Goal of the exercise: Could you transcribe the material below exactly, without leaving out a single line?

Dataset entries on figures:
________________________________________

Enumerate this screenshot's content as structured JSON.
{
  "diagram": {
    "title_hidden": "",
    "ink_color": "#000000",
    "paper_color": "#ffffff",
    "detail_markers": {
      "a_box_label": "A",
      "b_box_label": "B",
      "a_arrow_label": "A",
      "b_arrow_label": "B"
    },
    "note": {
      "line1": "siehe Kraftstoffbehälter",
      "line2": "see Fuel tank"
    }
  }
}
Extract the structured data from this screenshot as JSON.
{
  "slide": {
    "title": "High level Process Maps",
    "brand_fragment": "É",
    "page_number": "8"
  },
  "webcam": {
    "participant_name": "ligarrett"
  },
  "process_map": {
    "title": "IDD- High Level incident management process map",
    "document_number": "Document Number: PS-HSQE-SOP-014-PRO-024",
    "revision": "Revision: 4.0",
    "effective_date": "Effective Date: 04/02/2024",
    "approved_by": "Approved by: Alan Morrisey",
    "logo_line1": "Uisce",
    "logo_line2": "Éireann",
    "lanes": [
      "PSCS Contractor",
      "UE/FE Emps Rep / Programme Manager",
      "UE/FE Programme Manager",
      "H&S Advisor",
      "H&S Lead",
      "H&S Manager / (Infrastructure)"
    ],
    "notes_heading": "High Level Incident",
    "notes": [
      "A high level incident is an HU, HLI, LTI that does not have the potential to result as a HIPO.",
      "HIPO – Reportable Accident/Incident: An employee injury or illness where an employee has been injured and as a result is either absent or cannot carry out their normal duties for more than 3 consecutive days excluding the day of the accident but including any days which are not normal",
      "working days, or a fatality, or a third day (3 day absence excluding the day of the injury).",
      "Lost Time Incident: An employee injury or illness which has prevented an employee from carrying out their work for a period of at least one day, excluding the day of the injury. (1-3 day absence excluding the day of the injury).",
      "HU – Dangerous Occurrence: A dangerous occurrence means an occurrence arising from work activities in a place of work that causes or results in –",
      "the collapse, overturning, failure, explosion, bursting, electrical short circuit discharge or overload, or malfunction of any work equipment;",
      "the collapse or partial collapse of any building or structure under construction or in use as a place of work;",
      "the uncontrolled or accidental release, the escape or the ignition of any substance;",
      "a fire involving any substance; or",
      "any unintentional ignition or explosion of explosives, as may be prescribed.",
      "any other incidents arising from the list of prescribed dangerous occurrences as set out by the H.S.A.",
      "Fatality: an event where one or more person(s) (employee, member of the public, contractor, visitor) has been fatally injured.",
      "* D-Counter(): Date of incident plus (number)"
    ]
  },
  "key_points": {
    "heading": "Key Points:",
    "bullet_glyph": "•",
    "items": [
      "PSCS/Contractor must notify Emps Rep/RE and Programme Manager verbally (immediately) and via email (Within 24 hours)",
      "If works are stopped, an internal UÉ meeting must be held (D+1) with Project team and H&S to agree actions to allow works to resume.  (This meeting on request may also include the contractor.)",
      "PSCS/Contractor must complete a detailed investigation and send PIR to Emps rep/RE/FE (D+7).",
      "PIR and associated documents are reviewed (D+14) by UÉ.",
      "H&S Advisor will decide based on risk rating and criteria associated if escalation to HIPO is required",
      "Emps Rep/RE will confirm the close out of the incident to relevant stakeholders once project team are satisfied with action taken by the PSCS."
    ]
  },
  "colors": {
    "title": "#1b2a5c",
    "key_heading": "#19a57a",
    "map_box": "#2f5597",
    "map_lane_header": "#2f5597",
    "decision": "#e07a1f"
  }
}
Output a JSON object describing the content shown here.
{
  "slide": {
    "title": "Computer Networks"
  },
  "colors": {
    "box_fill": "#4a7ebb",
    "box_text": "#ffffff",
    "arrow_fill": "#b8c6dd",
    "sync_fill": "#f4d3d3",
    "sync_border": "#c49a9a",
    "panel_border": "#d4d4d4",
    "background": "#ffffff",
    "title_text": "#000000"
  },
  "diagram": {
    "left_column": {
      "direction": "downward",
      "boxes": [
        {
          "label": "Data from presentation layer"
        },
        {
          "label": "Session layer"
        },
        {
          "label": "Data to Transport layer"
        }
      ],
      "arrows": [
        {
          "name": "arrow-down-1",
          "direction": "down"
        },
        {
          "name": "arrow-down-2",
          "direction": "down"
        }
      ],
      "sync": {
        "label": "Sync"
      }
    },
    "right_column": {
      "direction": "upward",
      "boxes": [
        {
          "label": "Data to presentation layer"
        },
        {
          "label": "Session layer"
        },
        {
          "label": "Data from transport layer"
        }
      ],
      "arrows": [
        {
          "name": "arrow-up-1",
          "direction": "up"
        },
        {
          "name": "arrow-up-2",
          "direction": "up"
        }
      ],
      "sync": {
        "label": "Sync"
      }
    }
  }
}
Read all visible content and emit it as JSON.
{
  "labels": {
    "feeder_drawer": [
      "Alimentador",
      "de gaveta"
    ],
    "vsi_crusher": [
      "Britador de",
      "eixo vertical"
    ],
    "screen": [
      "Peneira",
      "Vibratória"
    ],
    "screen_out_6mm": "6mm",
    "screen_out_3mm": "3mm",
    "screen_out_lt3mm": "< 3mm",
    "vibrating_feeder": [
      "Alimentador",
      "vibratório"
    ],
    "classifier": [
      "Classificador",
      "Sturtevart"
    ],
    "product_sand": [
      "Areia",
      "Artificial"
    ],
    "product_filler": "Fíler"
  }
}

________________________________________

Output of the exercise:
Enumerate this screenshot's content as structured JSON.
{
  "diagram": {
    "title_hidden": "",
    "ink_color": "#000000",
    "paper_color": "#ffffff",
    "detail_markers": {
      "a_box_label": "A",
      "b_box_label": "B",
      "a_arrow_label": "A",
      "b_arrow_label": "B"
    },
    "note": {
      "line1": "siehe Kraftstoffbehälter",
      "line2": "see Fuel tank"
    }
  }
}
Extract the structured data from this screenshot as JSON.
{
  "slide": {
    "title": "High level Process Maps",
    "brand_fragment": "É",
    "page_number": "8"
  },
  "webcam": {
    "participant_name": "ligarrett"
  },
  "process_map": {
    "title": "IDD- High Level incident management process map",
    "document_number": "Document Number: PS-HSQE-SOP-014-PRO-024",
    "revision": "Revision: 4.0",
    "effective_date": "Effective Date: 04/02/2024",
    "approved_by": "Approved by: Alan Morrisey",
    "logo_line1": "Uisce",
    "logo_line2": "Éireann",
    "lanes": [
      "PSCS Contractor",
      "UE/FE Emps Rep / Programme Manager",
      "UE/FE Programme Manager",
      "H&S Advisor",
      "H&S Lead",
      "H&S Manager / (Infrastructure)"
    ],
    "notes_heading": "High Level Incident",
    "notes": [
      "A high level incident is an HU, HLI, LTI that does not have the potential to result as a HIPO.",
      "HIPO – Reportable Accident/Incident: An employee injury or illness where an employee has been injured and as a result is either absent or cannot carry out their normal duties for more than 3 consecutive days excluding the day of the accident but including any days which are not normal",
      "working days, or a fatality, or a third day (3 day absence excluding the day of the injury).",
      "Lost Time Incident: An employee injury or illness which has prevented an employee from carrying out their work for a period of at least one day, excluding the day of the injury. (1-3 day absence excluding the day of the injury).",
      "HU – Dangerous Occurrence: A dangerous occurrence means an occurrence arising from work activities in a place of work that causes or results in –",
      "the collapse, overturning, failure, explosion, bursting, electrical short circuit discharge or overload, or malfunction of any work equipment;",
      "the collapse or partial collapse of any building or structure under construction or in use as a place of work;",
      "the uncontrolled or accidental release, the escape or the ignition of any substance;",
      "a fire involving any substance; or",
      "any unintentional ignition or explosion of explosives, as may be prescribed.",
      "any other incidents arising from the list of prescribed dangerous occurrences as set out by the H.S.A.",
      "Fatality: an event where one or more person(s) (employee, member of the public, contractor, visitor) has been fatally injured.",
      "* D-Counter(): Date of incident plus (number)"
    ]
  },
  "key_points": {
    "heading": "Key Points:",
    "bullet_glyph": "•",
    "items": [
      "PSCS/Contractor must notify Emps Rep/RE and Programme Manager verbally (immediately) and via email (Within 24 hours)",
      "If works are stopped, an internal UÉ meeting must be held (D+1) with Project team and H&S to agree actions to allow works to resume.  (This meeting on request may also include the contractor.)",
      "PSCS/Contractor must complete a detailed investigation and send PIR to Emps rep/RE/FE (D+7).",
      "PIR and associated documents are reviewed (D+14) by UÉ.",
      "H&S Advisor will decide based on risk rating and criteria associated if escalation to HIPO is required",
      "Emps Rep/RE will confirm the close out of the incident to relevant stakeholders once project team are satisfied with action taken by the PSCS."
    ]
  },
  "colors": {
    "title": "#1b2a5c",
    "key_heading": "#19a57a",
    "map_box": "#2f5597",
    "map_lane_header": "#2f5597",
    "decision": "#e07a1f"
  }
}
Output a JSON object describing the content shown here.
{
  "slide": {
    "title": "Computer Networks"
  },
  "colors": {
    "box_fill": "#4a7ebb",
    "box_text": "#ffffff",
    "arrow_fill": "#b8c6dd",
    "sync_fill": "#f4d3d3",
    "sync_border": "#c49a9a",
    "panel_border": "#d4d4d4",
    "background": "#ffffff",
    "title_text": "#000000"
  },
  "diagram": {
    "left_column": {
      "direction": "downward",
      "boxes": [
        {
          "label": "Data from presentation layer"
        },
        {
          "label": "Session layer"
        },
        {
          "label": "Data to Transport layer"
        }
      ],
      "arrows": [
        {
          "name": "arrow-down-1",
          "direction": "down"
        },
        {
          "name": "arrow-down-2",
          "direction": "down"
        }
      ],
      "sync": {
        "label": "Sync"
      }
    },
    "right_column": {
      "direction": "upward",
      "boxes": [
        {
          "label": "Data to presentation layer"
        },
        {
          "label": "Session layer"
        },
        {
          "label": "Data from transport layer"
        }
      ],
      "arrows": [
        {
          "name": "arrow-up-1",
          "direction": "up"
        },
        {
          "name": "arrow-up-2",
          "direction": "up"
        }
      ],
      "sync": {
        "label": "Sync"
      }
    }
  }
}
Read all visible content and emit it as JSON.
{
  "labels": {
    "feeder_drawer": [
      "Alimentador",
      "de gaveta"
    ],
    "vsi_crusher": [
      "Britador de",
      "eixo vertical"
    ],
    "screen": [
      "Peneira",
      "Vibratória"
    ],
    "screen_out_6mm": "6mm",
    "screen_out_3mm": "3mm",
    "screen_out_lt3mm": "< 3mm",
    "vibrating_feeder": [
      "Alimentador",
      "vibratório"
    ],
    "classifier": [
      "Classificador",
      "Sturtevart"
    ],
    "product_sand": [
      "Areia",
      "Artificial"
    ],
    "product_filler": "Fíler"
  }
}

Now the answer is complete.